**Consigne a**
Relevez toutes les personnes désignées par leur prénom et leur nom dans l'extrait ci-dessous.

**Extrait**
--------------------------------------------------

Publié par Stéphane Soumier sur 4 Novembre 2015, 08:28am

Cette histoire n’est pas écrite et finira comme un roman balzacien, ou comme un récit d’économie sur la croissance des modèles industriels au tournant du siècle. A moins qu’il n’y ait un peu des deux.

Macron-Ghosn, comme si vous y étiez

Version balzacienne, c’est une lutte de pouvoirs entre deux ambitions qui se percutent de plein fouet. Emmanuel Macron, le ministre en train de construire une carrière politique, qui multiplie les provocations et fait avancer le pays. A la recherche, tout de même, d’une caution de gauche, le voilà qui tombe sur cette loi « Florange », la si bien nommée : c’est le terroir industriel, l’histoire des luttes sociales, l’acier qui ne ment pas, et l’œuvre de son prédécesseur Arnaud Montebourg.

Alors, va pour Florange, qui consiste à imposer, là où l’Etat a des participations suffisantes, des droits de vote double liés aux actions qu’il possède, pour s’assurer que la stratégie industrielle restera conforme aux intérêts définis par les sages responsables politiques élus des peuples, face aux intérêts avides de la finance sans visage et sans pitié. Amen

Bon. Pourquoi pas. Deux groupes résistent, seulement deux. Orange, qui finalement se laisse convaincre, et Renault, qui en revanche déclenche la bataille.

Donnons ce crédit au ministre : seul Renault résiste vraiment. Pourquoi ?

Version balzacienne toujours : parce que Carlos Ghosn veut consolider son pouvoir. Seul maitre à bord, il entend le rester. Or la partie japonaise de l’alliance est historiquement bien plus docile que la partie française. Elle a en plus le mérite de le payer 7 fois plus, ce qui, on en conviendra, n’a rien d'anecdotique. Et dans ce cadre là, le doublement des droits de vote de l’état vient troubler une stratégie personnelle d’inverser les pouvoirs au sein de l’Alliance au profit des japonais, justement.

Un peu d’histoire : à la naissance du pacte Renault-Nissan, il y a 15 ans, c’était Nissan qui était en ruines, et Renault qui venait la sauver parce que Louis Schweitzer avait eu l’intuition géniale à l’époque de l’absolue nécessité d’une implantation mondiale. Le pacte donne donc à Renault bien plus de pouvoirs dans l’Alliance qu’à Nissan. 15 ans après le rapport de force s’est totalement inversé. Le rééquilibrage semble légitime ? En tous cas les japonais le réclament.

--------------------------------------------------

**Enregistrements**
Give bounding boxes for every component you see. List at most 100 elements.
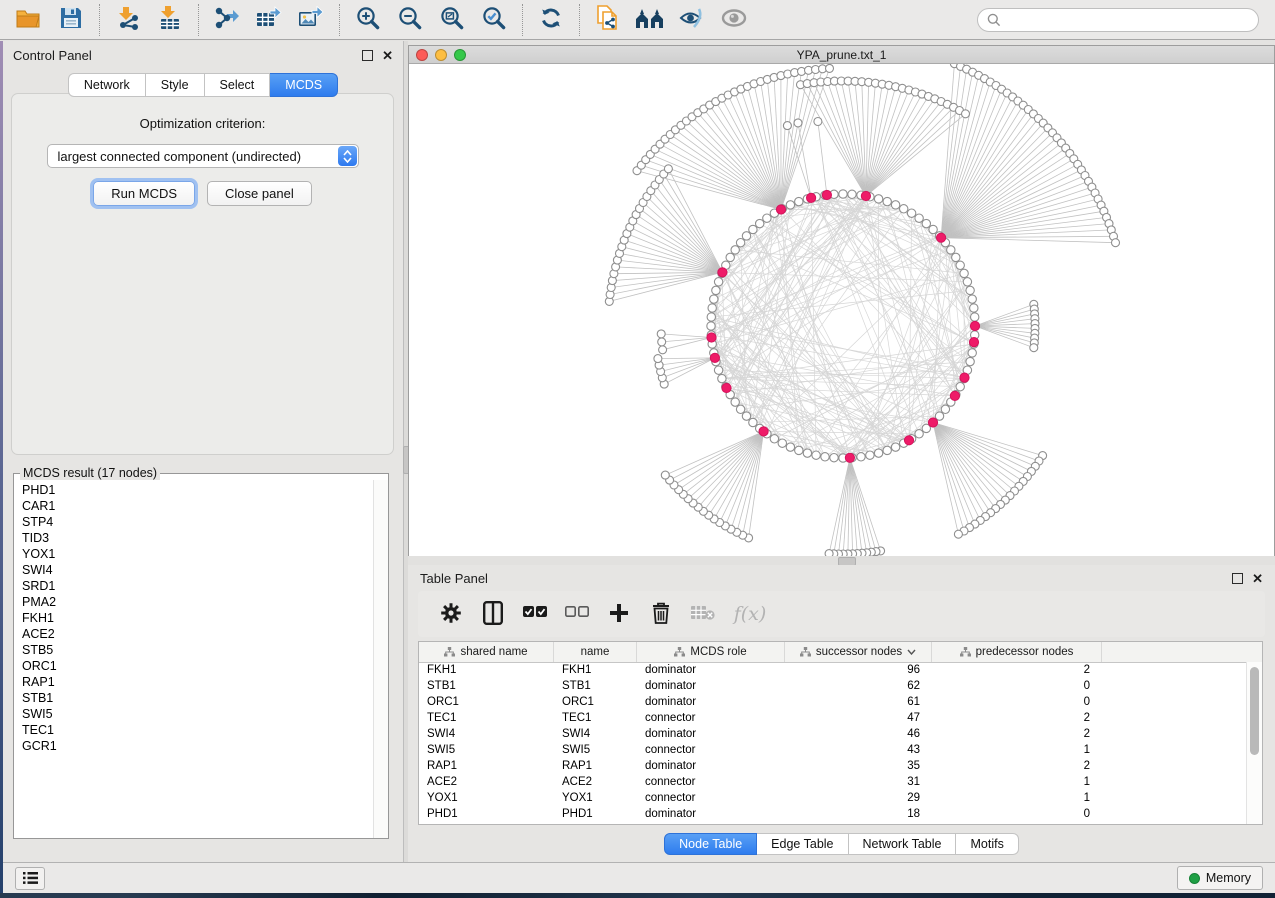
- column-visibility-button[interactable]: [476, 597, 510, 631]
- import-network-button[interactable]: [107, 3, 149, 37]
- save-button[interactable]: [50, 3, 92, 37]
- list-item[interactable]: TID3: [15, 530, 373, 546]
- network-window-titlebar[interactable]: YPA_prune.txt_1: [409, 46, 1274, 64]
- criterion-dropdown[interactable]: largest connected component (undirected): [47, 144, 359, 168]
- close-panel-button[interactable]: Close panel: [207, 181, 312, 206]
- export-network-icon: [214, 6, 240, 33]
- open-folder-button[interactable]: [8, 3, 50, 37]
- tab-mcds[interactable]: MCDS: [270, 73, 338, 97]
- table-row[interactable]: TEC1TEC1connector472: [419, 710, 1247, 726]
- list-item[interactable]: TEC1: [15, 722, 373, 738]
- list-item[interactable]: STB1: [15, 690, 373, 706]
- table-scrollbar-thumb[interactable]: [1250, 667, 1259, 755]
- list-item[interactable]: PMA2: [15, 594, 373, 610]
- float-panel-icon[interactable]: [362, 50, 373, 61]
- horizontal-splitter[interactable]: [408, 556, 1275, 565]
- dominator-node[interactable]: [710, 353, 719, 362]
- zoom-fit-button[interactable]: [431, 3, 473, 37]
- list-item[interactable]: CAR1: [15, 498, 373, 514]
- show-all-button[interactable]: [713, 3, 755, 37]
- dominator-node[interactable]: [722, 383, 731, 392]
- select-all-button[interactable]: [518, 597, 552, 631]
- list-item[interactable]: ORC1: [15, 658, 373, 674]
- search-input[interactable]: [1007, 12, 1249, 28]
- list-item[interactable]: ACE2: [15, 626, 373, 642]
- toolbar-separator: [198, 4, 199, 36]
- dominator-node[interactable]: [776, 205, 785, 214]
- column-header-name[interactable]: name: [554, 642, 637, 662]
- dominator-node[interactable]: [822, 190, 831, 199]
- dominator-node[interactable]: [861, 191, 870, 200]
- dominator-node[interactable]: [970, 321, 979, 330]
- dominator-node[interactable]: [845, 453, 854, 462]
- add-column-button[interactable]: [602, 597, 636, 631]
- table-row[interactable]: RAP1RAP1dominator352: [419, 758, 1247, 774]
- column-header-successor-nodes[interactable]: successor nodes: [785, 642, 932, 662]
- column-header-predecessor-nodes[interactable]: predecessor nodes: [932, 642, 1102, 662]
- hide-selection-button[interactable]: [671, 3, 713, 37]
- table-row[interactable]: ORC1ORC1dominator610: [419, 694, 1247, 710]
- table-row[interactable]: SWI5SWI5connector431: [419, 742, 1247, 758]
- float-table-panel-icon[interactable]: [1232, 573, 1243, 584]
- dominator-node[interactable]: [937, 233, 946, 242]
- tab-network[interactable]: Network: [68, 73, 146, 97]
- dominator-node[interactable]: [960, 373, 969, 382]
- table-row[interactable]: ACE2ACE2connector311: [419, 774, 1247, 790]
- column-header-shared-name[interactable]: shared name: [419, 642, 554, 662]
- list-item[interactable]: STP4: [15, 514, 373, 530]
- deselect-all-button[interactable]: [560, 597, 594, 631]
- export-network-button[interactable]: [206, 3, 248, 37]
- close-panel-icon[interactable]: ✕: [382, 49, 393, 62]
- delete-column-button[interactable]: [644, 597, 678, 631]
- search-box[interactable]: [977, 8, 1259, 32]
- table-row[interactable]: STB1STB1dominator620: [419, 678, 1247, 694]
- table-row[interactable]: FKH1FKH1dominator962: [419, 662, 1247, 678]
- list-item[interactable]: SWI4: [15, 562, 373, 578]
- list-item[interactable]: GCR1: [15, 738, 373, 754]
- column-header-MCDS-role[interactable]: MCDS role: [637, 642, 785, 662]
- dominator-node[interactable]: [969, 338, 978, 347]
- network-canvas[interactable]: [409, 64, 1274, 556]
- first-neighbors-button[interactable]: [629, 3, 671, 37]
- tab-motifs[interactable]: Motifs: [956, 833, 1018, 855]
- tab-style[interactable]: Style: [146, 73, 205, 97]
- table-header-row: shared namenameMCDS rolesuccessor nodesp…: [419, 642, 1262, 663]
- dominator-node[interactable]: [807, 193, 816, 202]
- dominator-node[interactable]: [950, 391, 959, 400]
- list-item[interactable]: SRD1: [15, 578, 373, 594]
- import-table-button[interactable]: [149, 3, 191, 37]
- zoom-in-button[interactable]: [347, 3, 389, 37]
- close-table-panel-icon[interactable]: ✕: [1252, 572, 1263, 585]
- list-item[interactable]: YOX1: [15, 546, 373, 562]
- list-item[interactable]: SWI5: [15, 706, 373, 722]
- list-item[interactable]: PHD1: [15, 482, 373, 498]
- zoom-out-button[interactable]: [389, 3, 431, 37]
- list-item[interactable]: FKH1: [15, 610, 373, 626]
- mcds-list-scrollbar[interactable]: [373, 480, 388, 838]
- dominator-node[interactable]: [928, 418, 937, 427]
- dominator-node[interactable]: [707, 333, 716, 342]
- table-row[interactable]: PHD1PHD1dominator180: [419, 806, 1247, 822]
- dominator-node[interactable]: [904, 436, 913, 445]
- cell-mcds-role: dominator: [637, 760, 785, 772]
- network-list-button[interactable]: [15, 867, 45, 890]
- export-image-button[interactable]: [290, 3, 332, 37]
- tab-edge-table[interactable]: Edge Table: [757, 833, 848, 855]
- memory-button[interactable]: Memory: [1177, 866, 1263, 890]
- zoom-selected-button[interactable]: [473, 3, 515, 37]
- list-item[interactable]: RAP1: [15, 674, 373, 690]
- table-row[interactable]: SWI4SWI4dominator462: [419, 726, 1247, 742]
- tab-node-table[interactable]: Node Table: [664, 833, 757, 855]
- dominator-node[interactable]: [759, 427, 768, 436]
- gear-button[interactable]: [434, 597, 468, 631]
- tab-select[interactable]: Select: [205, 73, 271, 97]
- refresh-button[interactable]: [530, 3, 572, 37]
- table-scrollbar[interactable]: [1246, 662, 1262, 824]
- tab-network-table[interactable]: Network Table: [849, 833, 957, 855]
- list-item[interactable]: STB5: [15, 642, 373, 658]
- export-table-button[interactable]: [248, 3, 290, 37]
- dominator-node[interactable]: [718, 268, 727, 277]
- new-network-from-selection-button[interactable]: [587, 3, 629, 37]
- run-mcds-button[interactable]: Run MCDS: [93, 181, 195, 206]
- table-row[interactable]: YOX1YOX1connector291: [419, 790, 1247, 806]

--------------------------------------------------

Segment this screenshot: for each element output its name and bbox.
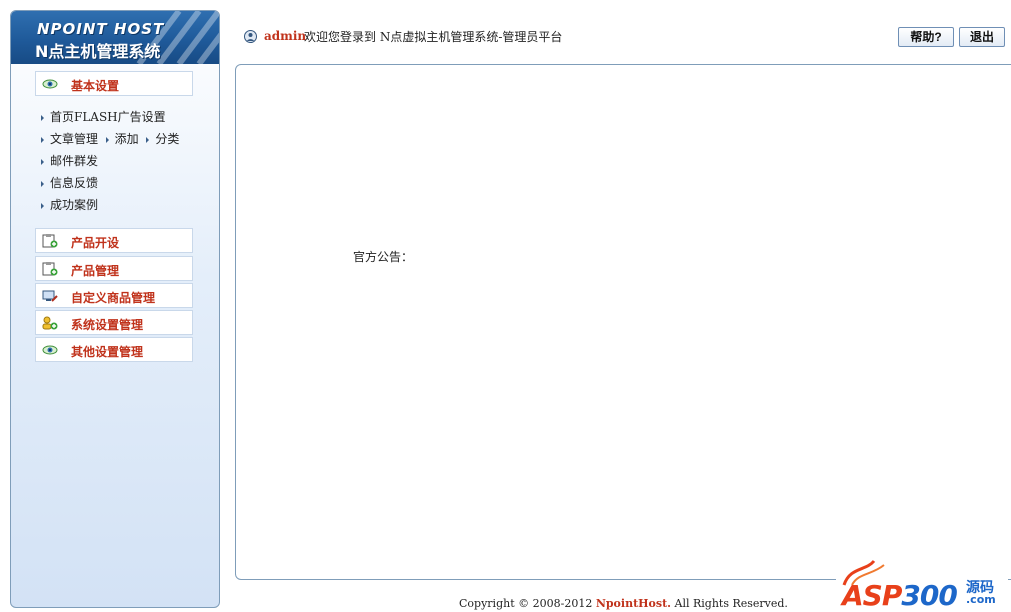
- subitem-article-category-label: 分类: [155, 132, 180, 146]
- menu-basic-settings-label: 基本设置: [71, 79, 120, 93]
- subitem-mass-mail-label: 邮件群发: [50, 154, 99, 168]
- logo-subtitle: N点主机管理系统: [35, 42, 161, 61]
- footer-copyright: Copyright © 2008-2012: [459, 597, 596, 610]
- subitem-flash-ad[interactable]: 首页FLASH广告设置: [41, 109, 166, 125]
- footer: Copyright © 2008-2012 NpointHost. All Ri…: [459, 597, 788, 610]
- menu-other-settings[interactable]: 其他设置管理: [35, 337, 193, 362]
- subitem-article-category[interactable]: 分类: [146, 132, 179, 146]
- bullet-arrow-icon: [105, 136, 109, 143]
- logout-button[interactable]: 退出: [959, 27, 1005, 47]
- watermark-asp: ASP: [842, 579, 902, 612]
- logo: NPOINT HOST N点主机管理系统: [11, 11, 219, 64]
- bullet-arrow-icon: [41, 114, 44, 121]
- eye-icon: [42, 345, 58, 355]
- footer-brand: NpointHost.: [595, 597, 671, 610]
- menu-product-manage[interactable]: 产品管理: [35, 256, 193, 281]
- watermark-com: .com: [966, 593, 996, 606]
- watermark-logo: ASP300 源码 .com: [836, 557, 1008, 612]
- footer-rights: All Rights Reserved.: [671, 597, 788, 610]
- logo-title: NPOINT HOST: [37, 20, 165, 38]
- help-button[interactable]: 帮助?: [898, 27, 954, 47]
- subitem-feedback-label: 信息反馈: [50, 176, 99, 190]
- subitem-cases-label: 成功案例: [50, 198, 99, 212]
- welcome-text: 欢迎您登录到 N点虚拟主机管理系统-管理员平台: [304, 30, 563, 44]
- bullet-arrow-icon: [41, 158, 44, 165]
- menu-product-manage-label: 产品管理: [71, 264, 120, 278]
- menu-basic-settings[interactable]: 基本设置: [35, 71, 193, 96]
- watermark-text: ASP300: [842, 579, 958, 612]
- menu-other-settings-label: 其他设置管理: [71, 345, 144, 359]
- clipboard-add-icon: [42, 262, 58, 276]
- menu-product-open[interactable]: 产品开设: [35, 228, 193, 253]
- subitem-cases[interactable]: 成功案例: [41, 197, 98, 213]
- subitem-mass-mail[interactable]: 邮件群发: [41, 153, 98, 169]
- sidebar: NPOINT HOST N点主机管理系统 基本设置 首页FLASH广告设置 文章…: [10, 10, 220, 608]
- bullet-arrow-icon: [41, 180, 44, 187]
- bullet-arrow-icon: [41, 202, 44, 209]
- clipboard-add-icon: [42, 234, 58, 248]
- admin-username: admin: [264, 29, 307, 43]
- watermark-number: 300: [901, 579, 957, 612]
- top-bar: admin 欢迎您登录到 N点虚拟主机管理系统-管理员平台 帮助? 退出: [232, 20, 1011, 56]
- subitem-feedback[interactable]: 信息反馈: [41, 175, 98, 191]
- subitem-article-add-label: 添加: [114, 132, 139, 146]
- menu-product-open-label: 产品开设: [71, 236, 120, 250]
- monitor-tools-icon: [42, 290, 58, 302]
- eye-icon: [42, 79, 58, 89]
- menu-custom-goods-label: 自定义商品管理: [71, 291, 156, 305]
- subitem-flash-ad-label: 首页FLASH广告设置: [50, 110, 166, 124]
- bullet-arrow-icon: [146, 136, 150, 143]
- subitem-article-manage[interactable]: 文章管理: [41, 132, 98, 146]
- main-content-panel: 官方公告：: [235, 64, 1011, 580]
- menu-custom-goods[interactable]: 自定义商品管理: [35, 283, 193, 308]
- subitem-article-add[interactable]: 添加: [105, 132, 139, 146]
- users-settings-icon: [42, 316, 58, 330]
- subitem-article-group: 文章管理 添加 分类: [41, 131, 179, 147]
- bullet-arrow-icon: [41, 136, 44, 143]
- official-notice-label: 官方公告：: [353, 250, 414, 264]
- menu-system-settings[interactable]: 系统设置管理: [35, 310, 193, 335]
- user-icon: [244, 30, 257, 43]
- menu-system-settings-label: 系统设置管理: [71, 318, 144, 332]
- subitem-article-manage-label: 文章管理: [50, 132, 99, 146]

--------------------------------------------------

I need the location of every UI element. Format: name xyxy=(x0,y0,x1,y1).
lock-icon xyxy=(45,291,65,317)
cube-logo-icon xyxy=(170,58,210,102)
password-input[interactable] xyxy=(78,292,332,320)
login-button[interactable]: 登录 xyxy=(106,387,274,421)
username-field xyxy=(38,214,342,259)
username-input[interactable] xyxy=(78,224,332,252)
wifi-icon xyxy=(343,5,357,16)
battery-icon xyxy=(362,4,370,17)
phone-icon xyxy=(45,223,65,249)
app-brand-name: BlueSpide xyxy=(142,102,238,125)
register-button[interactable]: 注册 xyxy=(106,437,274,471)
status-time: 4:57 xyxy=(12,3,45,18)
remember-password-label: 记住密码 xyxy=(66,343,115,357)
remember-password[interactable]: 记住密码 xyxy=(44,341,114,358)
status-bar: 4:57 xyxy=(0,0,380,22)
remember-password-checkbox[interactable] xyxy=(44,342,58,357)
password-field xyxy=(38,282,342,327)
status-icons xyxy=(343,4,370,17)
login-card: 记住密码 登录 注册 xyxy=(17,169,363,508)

--------------------------------------------------

**Consigne b**
Rassemblez chaque ligne des enregistrements contenant la chaîne « import », en tenant compte de la casse.

**Résultat a**
- Stéphane Soumier
- Emmanuel Macron
- Arnaud Montebourg
- Carlos Ghosn
- Louis Schweitzer

**Résultat b**
- import-network-button[interactable]: [107, 3, 149, 37]
- import-table-button[interactable]: [149, 3, 191, 37]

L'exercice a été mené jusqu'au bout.